> **TASK REQUIREMENTS**: How many lines of these records hold the string "content"? Reply with the number alone.
▬▬▬▬▬▬▬▬▬▬
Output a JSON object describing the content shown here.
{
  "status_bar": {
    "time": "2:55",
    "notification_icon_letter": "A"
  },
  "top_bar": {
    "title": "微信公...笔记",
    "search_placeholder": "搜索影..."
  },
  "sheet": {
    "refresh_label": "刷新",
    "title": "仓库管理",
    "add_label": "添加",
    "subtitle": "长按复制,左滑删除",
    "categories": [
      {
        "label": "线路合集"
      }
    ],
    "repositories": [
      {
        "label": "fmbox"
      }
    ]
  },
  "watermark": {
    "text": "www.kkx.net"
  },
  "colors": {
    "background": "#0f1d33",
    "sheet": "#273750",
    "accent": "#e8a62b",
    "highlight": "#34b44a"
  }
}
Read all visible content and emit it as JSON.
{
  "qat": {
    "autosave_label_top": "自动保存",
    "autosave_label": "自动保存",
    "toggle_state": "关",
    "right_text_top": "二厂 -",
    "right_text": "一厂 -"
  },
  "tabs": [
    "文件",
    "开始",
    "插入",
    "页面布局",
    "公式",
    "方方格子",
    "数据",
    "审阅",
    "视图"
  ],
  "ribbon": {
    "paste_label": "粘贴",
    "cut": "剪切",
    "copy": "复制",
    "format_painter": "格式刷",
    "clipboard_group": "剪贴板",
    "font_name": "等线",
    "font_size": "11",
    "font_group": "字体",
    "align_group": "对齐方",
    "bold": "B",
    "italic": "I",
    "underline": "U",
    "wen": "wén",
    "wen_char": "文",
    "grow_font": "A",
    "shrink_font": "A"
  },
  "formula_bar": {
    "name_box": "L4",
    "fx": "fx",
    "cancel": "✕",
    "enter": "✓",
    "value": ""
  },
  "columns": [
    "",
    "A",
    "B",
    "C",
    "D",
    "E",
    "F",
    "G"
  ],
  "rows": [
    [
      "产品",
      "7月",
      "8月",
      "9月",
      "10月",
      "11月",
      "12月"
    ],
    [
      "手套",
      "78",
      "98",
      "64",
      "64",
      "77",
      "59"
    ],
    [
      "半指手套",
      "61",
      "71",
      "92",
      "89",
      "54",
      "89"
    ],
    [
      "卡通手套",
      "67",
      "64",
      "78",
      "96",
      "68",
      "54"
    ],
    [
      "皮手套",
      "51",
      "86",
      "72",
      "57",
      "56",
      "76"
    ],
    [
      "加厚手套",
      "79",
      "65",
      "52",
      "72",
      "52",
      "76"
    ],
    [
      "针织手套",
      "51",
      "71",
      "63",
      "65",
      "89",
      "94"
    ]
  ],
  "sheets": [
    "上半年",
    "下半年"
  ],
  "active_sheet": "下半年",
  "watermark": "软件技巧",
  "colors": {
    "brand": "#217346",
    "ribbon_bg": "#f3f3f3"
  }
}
▬▬▬▬▬▬▬▬▬▬
> **WRITTEN SOLUTION**: 2